» Work instructions: Write out each record again exactly as it stands.

▼

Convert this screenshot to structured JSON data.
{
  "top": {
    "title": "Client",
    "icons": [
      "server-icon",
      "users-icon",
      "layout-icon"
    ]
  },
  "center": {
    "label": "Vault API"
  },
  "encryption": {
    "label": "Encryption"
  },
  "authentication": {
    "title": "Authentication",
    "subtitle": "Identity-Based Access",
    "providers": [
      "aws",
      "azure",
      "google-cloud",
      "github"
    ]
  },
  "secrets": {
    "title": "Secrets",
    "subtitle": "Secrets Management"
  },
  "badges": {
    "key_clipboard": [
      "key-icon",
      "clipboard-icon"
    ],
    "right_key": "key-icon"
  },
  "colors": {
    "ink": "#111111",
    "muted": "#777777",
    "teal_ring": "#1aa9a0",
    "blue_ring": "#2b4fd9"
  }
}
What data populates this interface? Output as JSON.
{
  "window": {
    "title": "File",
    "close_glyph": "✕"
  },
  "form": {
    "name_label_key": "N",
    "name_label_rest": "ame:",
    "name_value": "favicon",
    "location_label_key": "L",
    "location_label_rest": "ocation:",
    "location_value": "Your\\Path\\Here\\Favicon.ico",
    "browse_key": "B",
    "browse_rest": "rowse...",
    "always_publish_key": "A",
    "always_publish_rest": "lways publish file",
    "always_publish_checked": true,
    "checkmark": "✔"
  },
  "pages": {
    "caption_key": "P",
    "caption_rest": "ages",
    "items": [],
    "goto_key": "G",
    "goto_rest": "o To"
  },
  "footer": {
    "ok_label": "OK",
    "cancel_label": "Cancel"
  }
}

▲

» Result of the exercise:
Convert this screenshot to structured JSON data.
{
  "top": {
    "title": "Client",
    "icons": [
      "server-icon",
      "users-icon",
      "layout-icon"
    ]
  },
  "center": {
    "label": "Vault API"
  },
  "encryption": {
    "label": "Encryption"
  },
  "authentication": {
    "title": "Authentication",
    "subtitle": "Identity-Based Access",
    "providers": [
      "aws",
      "azure",
      "google-cloud",
      "github"
    ]
  },
  "secrets": {
    "title": "Secrets",
    "subtitle": "Secrets Management"
  },
  "badges": {
    "key_clipboard": [
      "key-icon",
      "clipboard-icon"
    ],
    "right_key": "key-icon"
  },
  "colors": {
    "ink": "#111111",
    "muted": "#777777",
    "teal_ring": "#1aa9a0",
    "blue_ring": "#2b4fd9"
  }
}
What data populates this interface? Output as JSON.
{
  "window": {
    "title": "File",
    "close_glyph": "✕"
  },
  "form": {
    "name_label_key": "N",
    "name_label_rest": "ame:",
    "name_value": "favicon",
    "location_label_key": "L",
    "location_label_rest": "ocation:",
    "location_value": "Your\\Path\\Here\\Favicon.ico",
    "browse_key": "B",
    "browse_rest": "rowse...",
    "always_publish_key": "A",
    "always_publish_rest": "lways publish file",
    "always_publish_checked": true,
    "checkmark": "✔"
  },
  "pages": {
    "caption_key": "P",
    "caption_rest": "ages",
    "items": [],
    "goto_key": "G",
    "goto_rest": "o To"
  },
  "footer": {
    "ok_label": "OK",
    "cancel_label": "Cancel"
  }
}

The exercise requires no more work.